### GIVEN REQUEST
Look through the material below. Copy every line with the string "text" in it.

### RECORDS FOR THE TASK
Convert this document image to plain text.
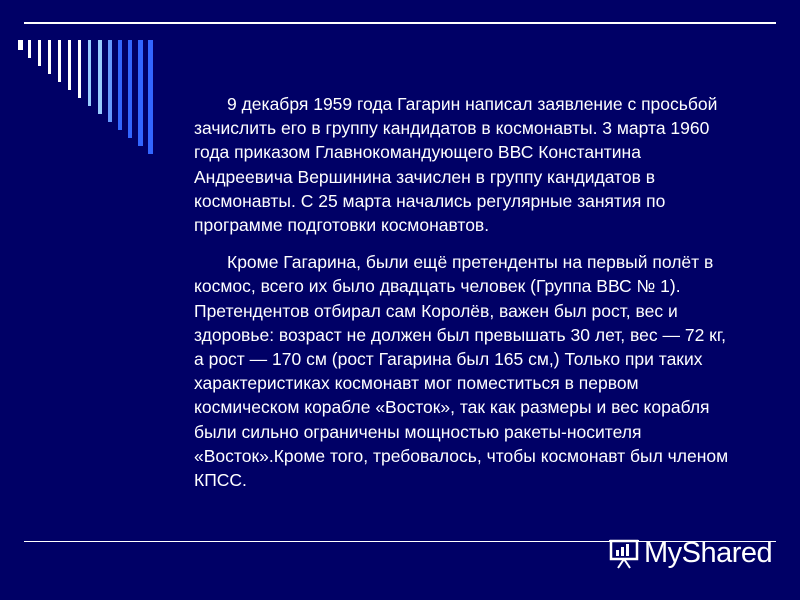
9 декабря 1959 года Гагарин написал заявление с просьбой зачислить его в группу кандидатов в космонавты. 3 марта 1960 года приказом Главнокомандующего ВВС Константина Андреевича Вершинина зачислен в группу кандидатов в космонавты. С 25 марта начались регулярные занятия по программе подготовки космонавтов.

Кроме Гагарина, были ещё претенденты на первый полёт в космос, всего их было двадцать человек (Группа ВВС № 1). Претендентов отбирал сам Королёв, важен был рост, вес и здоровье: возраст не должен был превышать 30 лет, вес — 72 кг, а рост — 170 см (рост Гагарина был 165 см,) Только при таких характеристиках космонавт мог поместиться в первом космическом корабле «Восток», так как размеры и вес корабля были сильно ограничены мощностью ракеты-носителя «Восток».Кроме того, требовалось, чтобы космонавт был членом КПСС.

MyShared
...
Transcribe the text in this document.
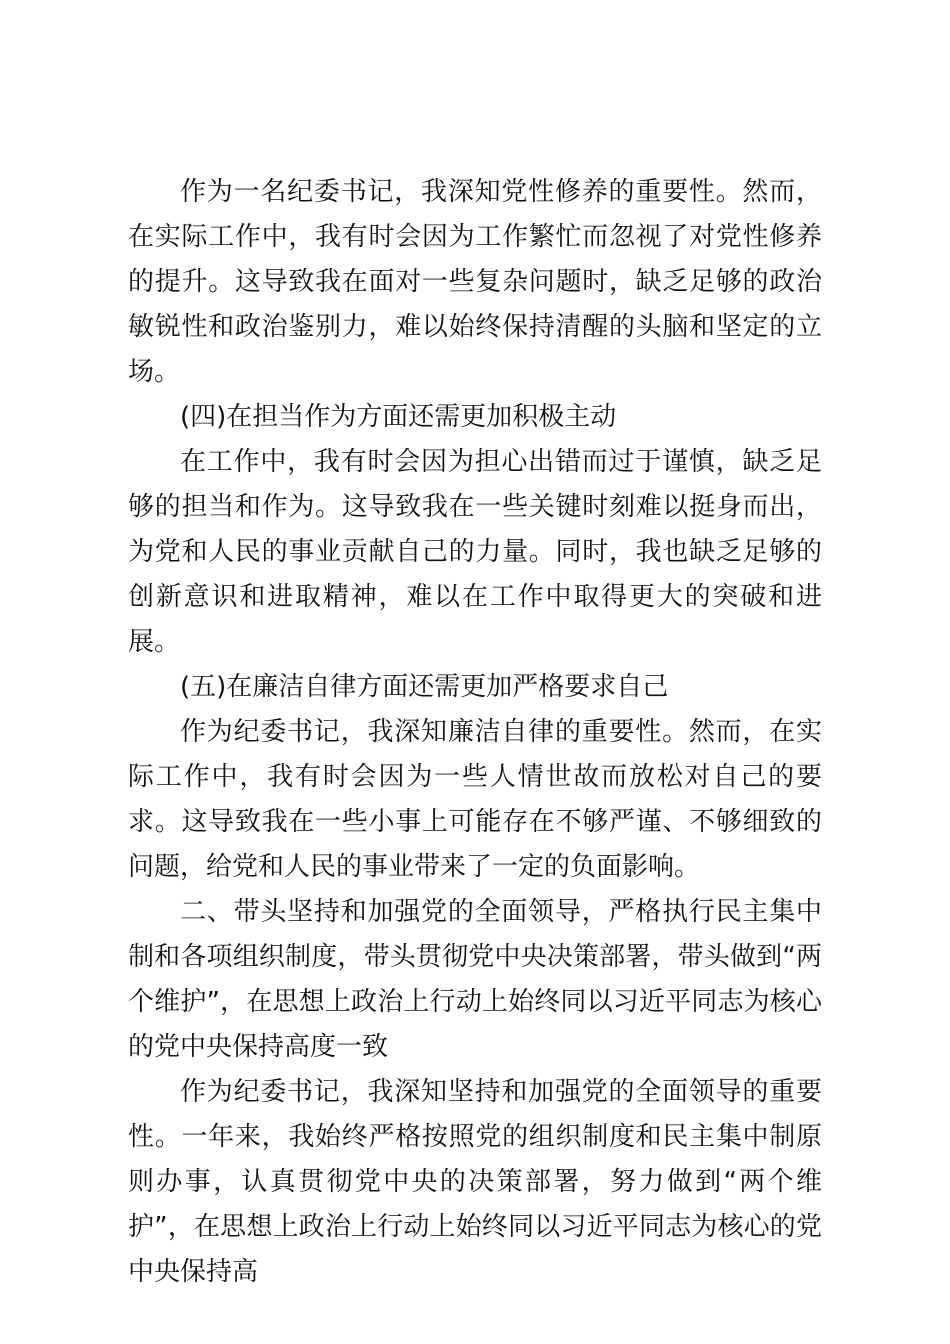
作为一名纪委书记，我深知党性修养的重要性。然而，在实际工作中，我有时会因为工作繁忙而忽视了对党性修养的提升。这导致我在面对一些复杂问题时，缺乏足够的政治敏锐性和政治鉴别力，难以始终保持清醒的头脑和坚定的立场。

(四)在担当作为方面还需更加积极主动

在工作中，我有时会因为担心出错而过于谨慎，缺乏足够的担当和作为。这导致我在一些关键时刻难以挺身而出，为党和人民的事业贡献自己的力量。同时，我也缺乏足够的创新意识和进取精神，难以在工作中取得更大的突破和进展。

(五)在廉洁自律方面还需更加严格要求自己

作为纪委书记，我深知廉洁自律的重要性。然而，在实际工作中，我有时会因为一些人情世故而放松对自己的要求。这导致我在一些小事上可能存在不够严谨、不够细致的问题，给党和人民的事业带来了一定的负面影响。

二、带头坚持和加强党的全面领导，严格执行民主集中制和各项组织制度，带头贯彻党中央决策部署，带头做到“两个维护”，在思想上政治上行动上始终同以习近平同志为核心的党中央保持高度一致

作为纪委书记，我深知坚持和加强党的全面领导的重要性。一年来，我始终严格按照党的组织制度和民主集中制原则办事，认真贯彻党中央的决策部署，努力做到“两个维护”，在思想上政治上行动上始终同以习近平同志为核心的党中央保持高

### OUTPUT OF THE EXERCISE
Convert this document image to plain text.
Transcribe the text in this document.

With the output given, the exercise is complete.